*PROBLEM DESCRIPTION:* Go through the records and show each line where the word "countries" occurs.

(Dataset items)
•••••
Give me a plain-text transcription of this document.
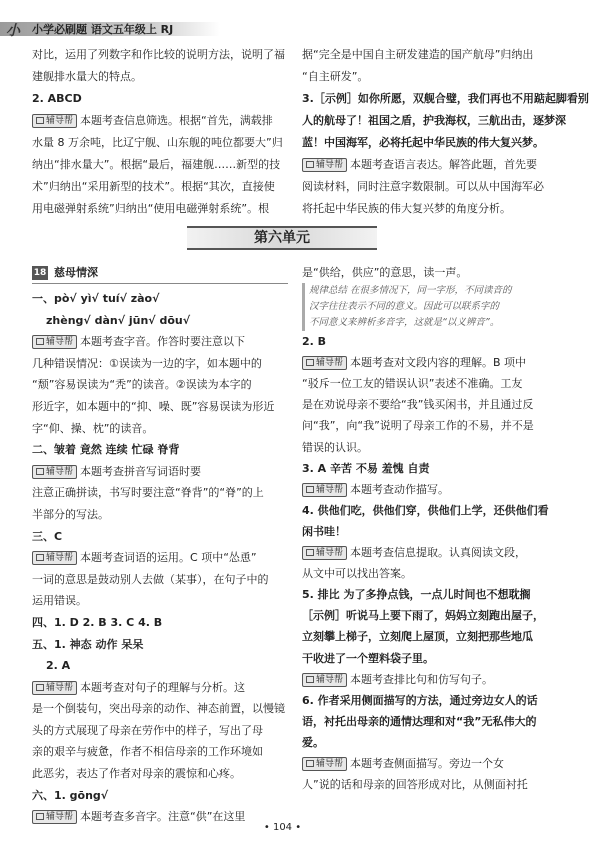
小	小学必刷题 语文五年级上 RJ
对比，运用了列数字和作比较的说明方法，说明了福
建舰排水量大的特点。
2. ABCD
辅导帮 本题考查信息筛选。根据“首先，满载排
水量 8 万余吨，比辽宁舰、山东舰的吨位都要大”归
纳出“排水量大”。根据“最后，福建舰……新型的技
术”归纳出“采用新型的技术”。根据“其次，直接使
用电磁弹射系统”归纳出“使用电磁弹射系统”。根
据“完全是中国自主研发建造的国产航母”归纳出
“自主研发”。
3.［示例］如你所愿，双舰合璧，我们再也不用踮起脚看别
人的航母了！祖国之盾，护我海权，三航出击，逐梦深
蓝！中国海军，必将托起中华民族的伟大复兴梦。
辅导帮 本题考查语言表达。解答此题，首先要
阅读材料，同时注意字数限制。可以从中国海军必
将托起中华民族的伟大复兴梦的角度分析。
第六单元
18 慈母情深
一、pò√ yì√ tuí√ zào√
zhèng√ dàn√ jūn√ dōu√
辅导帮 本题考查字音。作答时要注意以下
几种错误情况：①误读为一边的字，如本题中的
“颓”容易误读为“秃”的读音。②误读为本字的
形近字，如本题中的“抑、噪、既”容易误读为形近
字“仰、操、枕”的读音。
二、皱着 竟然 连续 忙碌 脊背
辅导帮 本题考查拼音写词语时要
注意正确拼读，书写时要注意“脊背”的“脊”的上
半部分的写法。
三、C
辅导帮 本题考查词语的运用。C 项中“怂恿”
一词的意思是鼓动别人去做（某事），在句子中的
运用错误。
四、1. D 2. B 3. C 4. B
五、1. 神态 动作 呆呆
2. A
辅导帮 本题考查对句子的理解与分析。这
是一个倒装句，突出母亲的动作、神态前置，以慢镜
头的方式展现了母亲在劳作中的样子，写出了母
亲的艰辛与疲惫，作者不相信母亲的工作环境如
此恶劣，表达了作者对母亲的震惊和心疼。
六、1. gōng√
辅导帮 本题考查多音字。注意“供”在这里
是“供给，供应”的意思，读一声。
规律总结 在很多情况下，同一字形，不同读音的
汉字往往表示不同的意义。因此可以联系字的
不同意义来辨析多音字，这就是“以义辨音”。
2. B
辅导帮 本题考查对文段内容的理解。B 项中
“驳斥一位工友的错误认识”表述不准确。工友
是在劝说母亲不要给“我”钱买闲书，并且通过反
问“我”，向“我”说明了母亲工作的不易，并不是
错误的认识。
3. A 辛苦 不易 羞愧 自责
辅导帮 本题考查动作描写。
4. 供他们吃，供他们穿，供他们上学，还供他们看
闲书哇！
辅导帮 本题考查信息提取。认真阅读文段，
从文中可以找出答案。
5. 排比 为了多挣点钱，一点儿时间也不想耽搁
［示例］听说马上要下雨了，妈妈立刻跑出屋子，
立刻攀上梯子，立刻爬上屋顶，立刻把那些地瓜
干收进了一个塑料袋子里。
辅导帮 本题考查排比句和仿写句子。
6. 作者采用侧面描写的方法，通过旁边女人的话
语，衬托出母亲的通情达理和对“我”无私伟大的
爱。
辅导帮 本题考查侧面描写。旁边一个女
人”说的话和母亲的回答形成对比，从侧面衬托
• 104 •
•••••
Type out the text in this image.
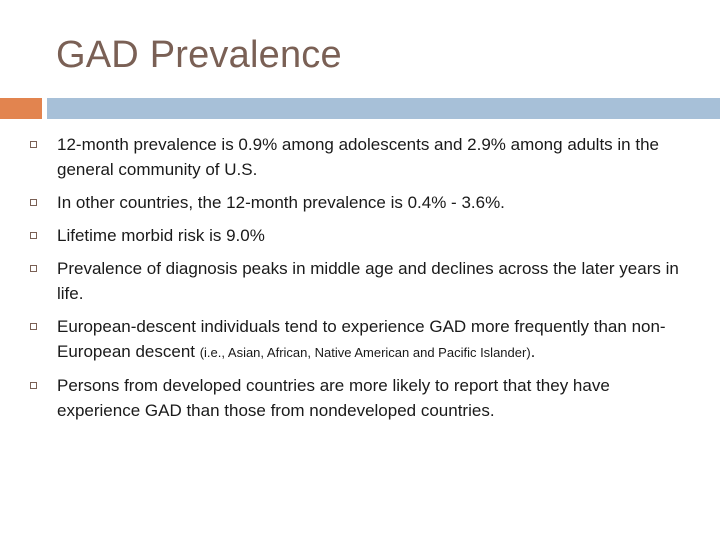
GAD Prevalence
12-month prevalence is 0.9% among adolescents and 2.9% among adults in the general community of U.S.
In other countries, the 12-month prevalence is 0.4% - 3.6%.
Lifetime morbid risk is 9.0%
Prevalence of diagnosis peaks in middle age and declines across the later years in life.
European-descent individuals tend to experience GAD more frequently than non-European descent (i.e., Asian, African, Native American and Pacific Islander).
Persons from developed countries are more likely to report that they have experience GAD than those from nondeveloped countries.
•••••
*RESPONSE TO THE TASK:*
In other countries, the 12-month prevalence is 0.4% - 3.6%.
Persons from developed countries are more likely to report that they have experience GAD than those from nondeveloped countries.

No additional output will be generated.